Without including any pictures, write out all the entries exactly.

-------

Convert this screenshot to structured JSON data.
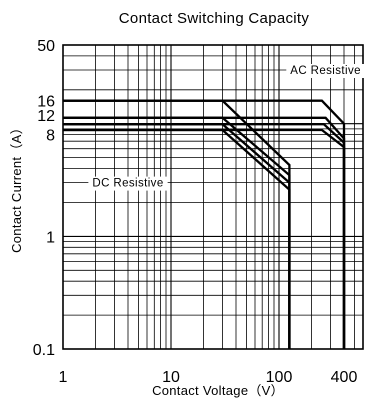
{
  "chart_data": {
    "type": "line",
    "title": "Contact Switching Capacity",
    "xlabel": "Contact Voltage（V）",
    "ylabel": "Contact Current（A）",
    "x_scale": "log",
    "y_scale": "log",
    "xlim": [
      1,
      600
    ],
    "ylim": [
      0.1,
      50
    ],
    "grid": true,
    "x_ticks": [
      {
        "value": 1,
        "label": "1"
      },
      {
        "value": 10,
        "label": "10"
      },
      {
        "value": 100,
        "label": "100"
      },
      {
        "value": 400,
        "label": "400"
      }
    ],
    "y_ticks": [
      {
        "value": 0.1,
        "label": "0.1"
      },
      {
        "value": 1,
        "label": "1"
      },
      {
        "value": 8,
        "label": "8"
      },
      {
        "value": 12,
        "label": "12"
      },
      {
        "value": 16,
        "label": "16"
      },
      {
        "value": 50,
        "label": "50"
      }
    ],
    "annotations": [
      {
        "text": "AC Resistive",
        "at": [
          270,
          30
        ]
      },
      {
        "text": "DC Resistive",
        "at": [
          4,
          3
        ]
      }
    ],
    "series": [
      {
        "name": "AC Resistive",
        "points": [
          [
            1,
            16
          ],
          [
            250,
            16
          ],
          [
            400,
            10
          ],
          [
            400,
            0.1
          ]
        ]
      },
      {
        "values": [
          [
            1,
            11.3
          ],
          [
            270,
            11.3
          ],
          [
            400,
            7.4
          ],
          [
            400,
            0.1
          ]
        ]
      },
      {
        "values": [
          [
            1,
            9.9
          ],
          [
            260,
            9.9
          ],
          [
            400,
            6.8
          ],
          [
            400,
            0.1
          ]
        ]
      },
      {
        "values": [
          [
            1,
            8.8
          ],
          [
            250,
            8.8
          ],
          [
            400,
            6.2
          ],
          [
            400,
            0.1
          ]
        ]
      },
      {
        "name": "DC Resistive",
        "points": [
          [
            1,
            16
          ],
          [
            30,
            16
          ],
          [
            125,
            4.3
          ],
          [
            125,
            0.1
          ]
        ]
      },
      {
        "values": [
          [
            1,
            11.3
          ],
          [
            30,
            11.3
          ],
          [
            125,
            3.5
          ],
          [
            125,
            0.1
          ]
        ]
      },
      {
        "values": [
          [
            1,
            9.9
          ],
          [
            30,
            9.9
          ],
          [
            125,
            3.0
          ],
          [
            125,
            0.1
          ]
        ]
      },
      {
        "values": [
          [
            1,
            8.8
          ],
          [
            30,
            8.8
          ],
          [
            125,
            2.6
          ],
          [
            125,
            0.1
          ]
        ]
      }
    ]
  }
}
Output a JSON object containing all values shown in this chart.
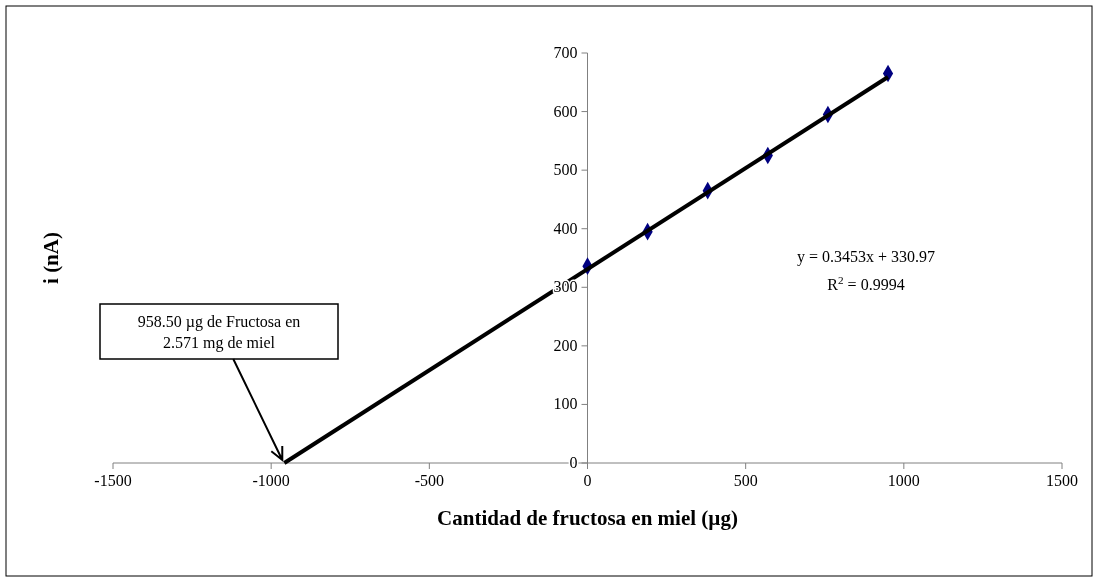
{
  "chart_data": {
    "type": "scatter",
    "xlabel": "Cantidad de fructosa en miel (µg)",
    "ylabel": "i (nA)",
    "xlim": [
      -1500,
      1500
    ],
    "xticks": [
      -1500,
      -1000,
      -500,
      0,
      500,
      1000,
      1500
    ],
    "ylim": [
      0,
      700
    ],
    "yticks": [
      0,
      100,
      200,
      300,
      400,
      500,
      600,
      700
    ],
    "grid": false,
    "marker": "diamond",
    "series": [
      {
        "color": "#000080",
        "x": [
          0,
          190,
          380,
          570,
          760,
          950
        ],
        "values": [
          336,
          395,
          465,
          525,
          595,
          665
        ]
      },
      {
        "type": "line",
        "color": "#000000",
        "marker": "none",
        "line_style": "solid",
        "x": [
          -958.5,
          950
        ],
        "values": [
          0,
          659
        ]
      }
    ],
    "annotations": [
      {
        "text": "958.50 µg de Fructosa en 2.571 mg de miel",
        "x": -958.5,
        "y": 0
      },
      "y = 0.3453x + 330.97",
      "R$^{2}$ = 0.9994"
    ]
  }
}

-------

** Solution below **
Convert this screenshot to structured JSON data.
{
  "chart_data": {
    "type": "line",
    "title": "Contact Switching Capacity",
    "xlabel": "Contact Voltage（V）",
    "ylabel": "Contact Current（A）",
    "x_scale": "log",
    "y_scale": "log",
    "xlim": [
      1,
      600
    ],
    "ylim": [
      0.1,
      50
    ],
    "grid": true,
    "x_ticks": [
      {
        "value": 1,
        "label": "1"
      },
      {
        "value": 10,
        "label": "10"
      },
      {
        "value": 100,
        "label": "100"
      },
      {
        "value": 400,
        "label": "400"
      }
    ],
    "y_ticks": [
      {
        "value": 0.1,
        "label": "0.1"
      },
      {
        "value": 1,
        "label": "1"
      },
      {
        "value": 8,
        "label": "8"
      },
      {
        "value": 12,
        "label": "12"
      },
      {
        "value": 16,
        "label": "16"
      },
      {
        "value": 50,
        "label": "50"
      }
    ],
    "annotations": [
      {
        "text": "AC Resistive",
        "at": [
          270,
          30
        ]
      },
      {
        "text": "DC Resistive",
        "at": [
          4,
          3
        ]
      }
    ],
    "series": [
      {
        "name": "AC Resistive",
        "points": [
          [
            1,
            16
          ],
          [
            250,
            16
          ],
          [
            400,
            10
          ],
          [
            400,
            0.1
          ]
        ]
      },
      {
        "values": [
          [
            1,
            11.3
          ],
          [
            270,
            11.3
          ],
          [
            400,
            7.4
          ],
          [
            400,
            0.1
          ]
        ]
      },
      {
        "values": [
          [
            1,
            9.9
          ],
          [
            260,
            9.9
          ],
          [
            400,
            6.8
          ],
          [
            400,
            0.1
          ]
        ]
      },
      {
        "values": [
          [
            1,
            8.8
          ],
          [
            250,
            8.8
          ],
          [
            400,
            6.2
          ],
          [
            400,
            0.1
          ]
        ]
      },
      {
        "name": "DC Resistive",
        "points": [
          [
            1,
            16
          ],
          [
            30,
            16
          ],
          [
            125,
            4.3
          ],
          [
            125,
            0.1
          ]
        ]
      },
      {
        "values": [
          [
            1,
            11.3
          ],
          [
            30,
            11.3
          ],
          [
            125,
            3.5
          ],
          [
            125,
            0.1
          ]
        ]
      },
      {
        "values": [
          [
            1,
            9.9
          ],
          [
            30,
            9.9
          ],
          [
            125,
            3.0
          ],
          [
            125,
            0.1
          ]
        ]
      },
      {
        "values": [
          [
            1,
            8.8
          ],
          [
            30,
            8.8
          ],
          [
            125,
            2.6
          ],
          [
            125,
            0.1
          ]
        ]
      }
    ]
  }
}
Output a JSON object containing all values shown in this chart.
{
  "chart_data": {
    "type": "scatter",
    "xlabel": "Cantidad de fructosa en miel (µg)",
    "ylabel": "i (nA)",
    "xlim": [
      -1500,
      1500
    ],
    "xticks": [
      -1500,
      -1000,
      -500,
      0,
      500,
      1000,
      1500
    ],
    "ylim": [
      0,
      700
    ],
    "yticks": [
      0,
      100,
      200,
      300,
      400,
      500,
      600,
      700
    ],
    "grid": false,
    "marker": "diamond",
    "series": [
      {
        "color": "#000080",
        "x": [
          0,
          190,
          380,
          570,
          760,
          950
        ],
        "values": [
          336,
          395,
          465,
          525,
          595,
          665
        ]
      },
      {
        "type": "line",
        "color": "#000000",
        "marker": "none",
        "line_style": "solid",
        "x": [
          -958.5,
          950
        ],
        "values": [
          0,
          659
        ]
      }
    ],
    "annotations": [
      {
        "text": "958.50 µg de Fructosa en 2.571 mg de miel",
        "x": -958.5,
        "y": 0
      },
      "y = 0.3453x + 330.97",
      "R$^{2}$ = 0.9994"
    ]
  }
}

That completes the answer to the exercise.